**Exercise:** Wherever the word "prawa" appears in a line, copy that line.

[START Supplied data]

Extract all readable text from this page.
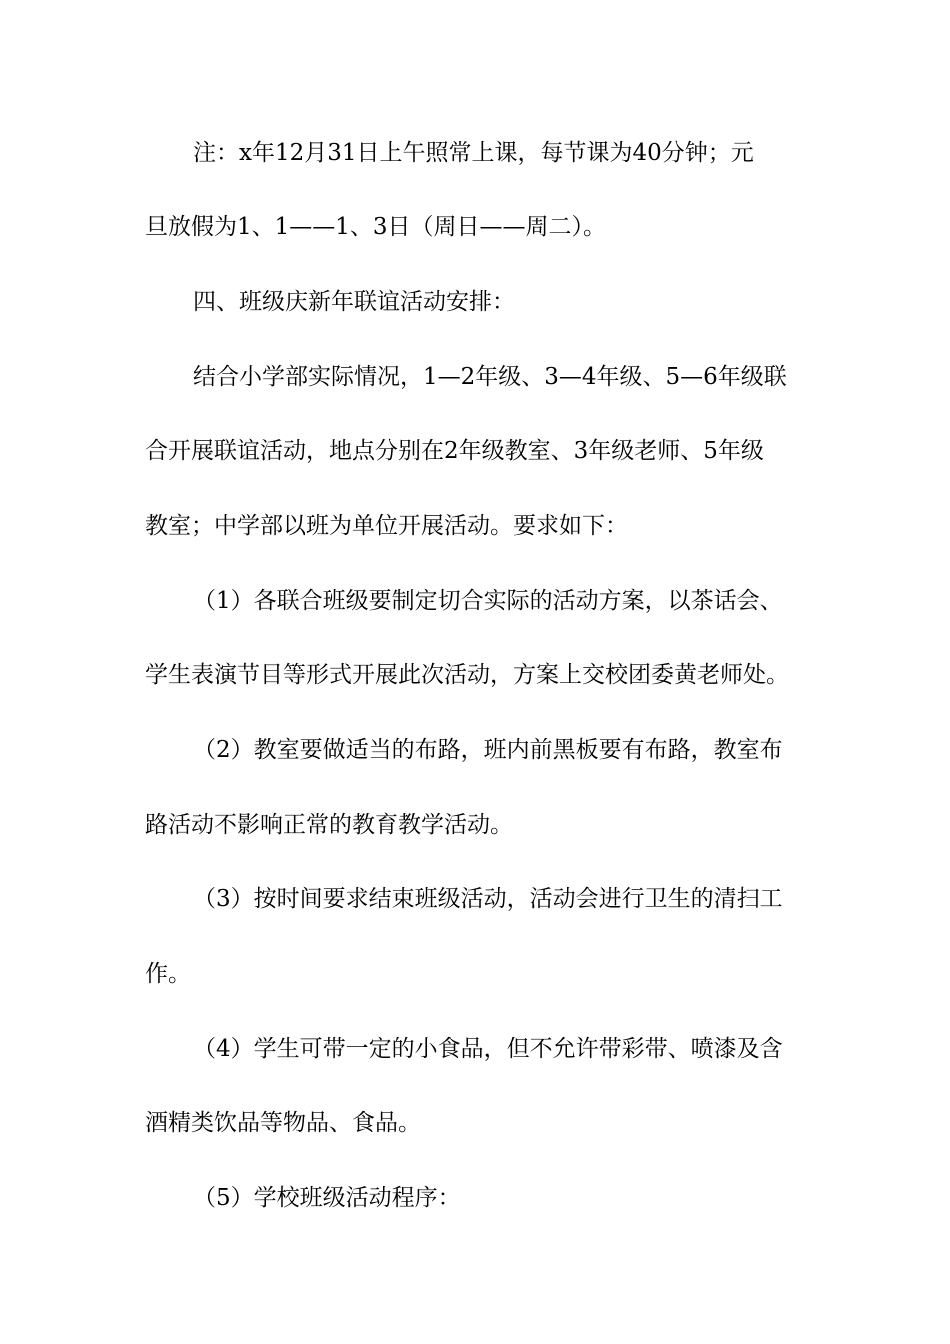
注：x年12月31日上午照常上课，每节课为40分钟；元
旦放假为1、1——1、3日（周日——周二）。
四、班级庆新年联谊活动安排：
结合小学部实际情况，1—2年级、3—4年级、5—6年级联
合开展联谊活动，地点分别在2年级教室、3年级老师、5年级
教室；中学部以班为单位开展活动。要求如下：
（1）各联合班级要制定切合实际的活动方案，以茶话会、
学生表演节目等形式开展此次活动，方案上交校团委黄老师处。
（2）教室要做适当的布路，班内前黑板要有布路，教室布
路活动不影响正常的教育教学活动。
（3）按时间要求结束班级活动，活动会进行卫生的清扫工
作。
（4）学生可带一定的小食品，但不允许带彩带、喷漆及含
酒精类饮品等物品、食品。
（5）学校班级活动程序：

[END Supplied data]
[START Supplied data]

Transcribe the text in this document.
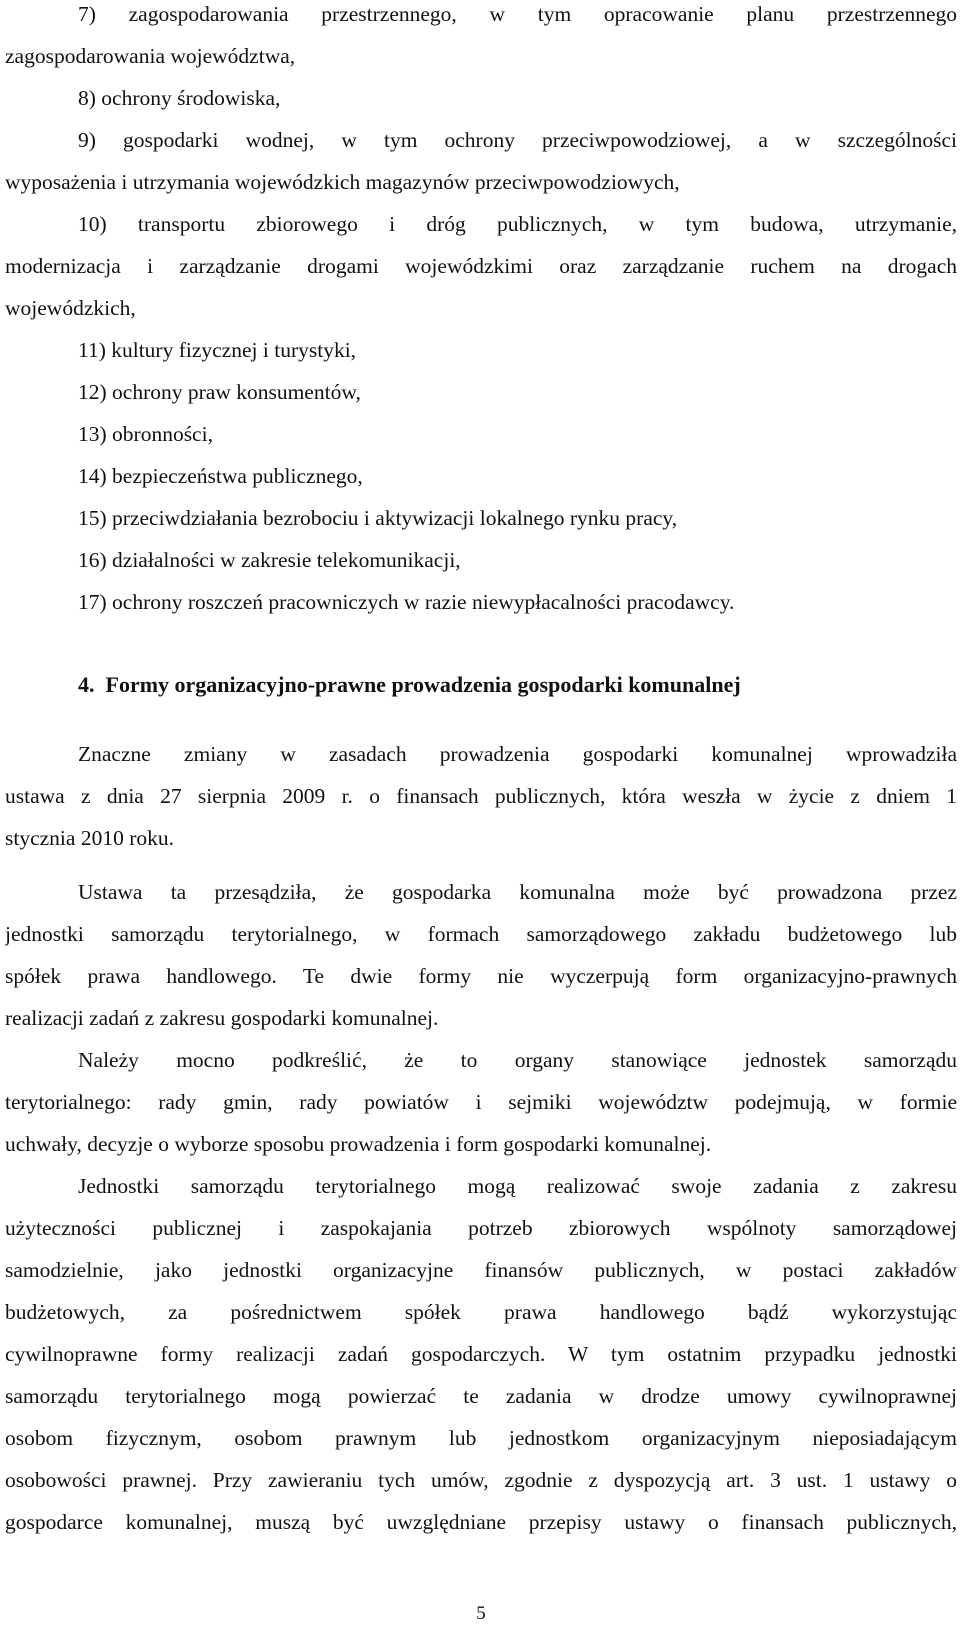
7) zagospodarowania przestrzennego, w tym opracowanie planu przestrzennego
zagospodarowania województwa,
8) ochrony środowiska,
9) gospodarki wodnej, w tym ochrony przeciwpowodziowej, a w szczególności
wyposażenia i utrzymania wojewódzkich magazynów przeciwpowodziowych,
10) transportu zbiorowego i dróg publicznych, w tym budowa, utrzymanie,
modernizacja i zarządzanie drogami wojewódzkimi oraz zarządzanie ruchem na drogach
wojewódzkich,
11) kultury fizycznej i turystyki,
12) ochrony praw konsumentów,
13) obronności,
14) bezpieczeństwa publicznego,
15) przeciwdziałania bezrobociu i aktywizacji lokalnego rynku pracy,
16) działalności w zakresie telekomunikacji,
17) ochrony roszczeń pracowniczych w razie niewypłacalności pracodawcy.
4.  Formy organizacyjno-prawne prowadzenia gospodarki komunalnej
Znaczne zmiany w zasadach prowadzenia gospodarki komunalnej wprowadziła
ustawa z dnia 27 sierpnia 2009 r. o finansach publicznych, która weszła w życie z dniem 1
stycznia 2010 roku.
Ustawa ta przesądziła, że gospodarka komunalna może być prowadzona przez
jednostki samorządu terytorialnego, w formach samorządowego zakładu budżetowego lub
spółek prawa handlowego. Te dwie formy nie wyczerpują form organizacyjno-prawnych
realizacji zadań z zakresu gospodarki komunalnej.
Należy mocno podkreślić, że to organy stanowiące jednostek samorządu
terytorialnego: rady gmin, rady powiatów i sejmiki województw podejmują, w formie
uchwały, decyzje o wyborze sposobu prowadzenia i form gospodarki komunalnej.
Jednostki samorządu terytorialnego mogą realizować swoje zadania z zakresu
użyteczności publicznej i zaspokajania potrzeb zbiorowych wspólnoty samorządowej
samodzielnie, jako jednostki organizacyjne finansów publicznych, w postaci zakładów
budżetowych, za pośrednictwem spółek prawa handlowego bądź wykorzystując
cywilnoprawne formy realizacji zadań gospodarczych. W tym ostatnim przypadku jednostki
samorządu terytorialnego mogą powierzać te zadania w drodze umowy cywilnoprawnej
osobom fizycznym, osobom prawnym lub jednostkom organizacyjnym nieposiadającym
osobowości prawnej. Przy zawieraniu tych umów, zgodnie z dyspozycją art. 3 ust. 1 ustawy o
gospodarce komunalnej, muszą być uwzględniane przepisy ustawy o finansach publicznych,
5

[END Supplied data]

**Exercise result:**
spółek prawa handlowego. Te dwie formy nie wyczerpują form organizacyjno-prawnych
budżetowych, za pośrednictwem spółek prawa handlowego bądź wykorzystując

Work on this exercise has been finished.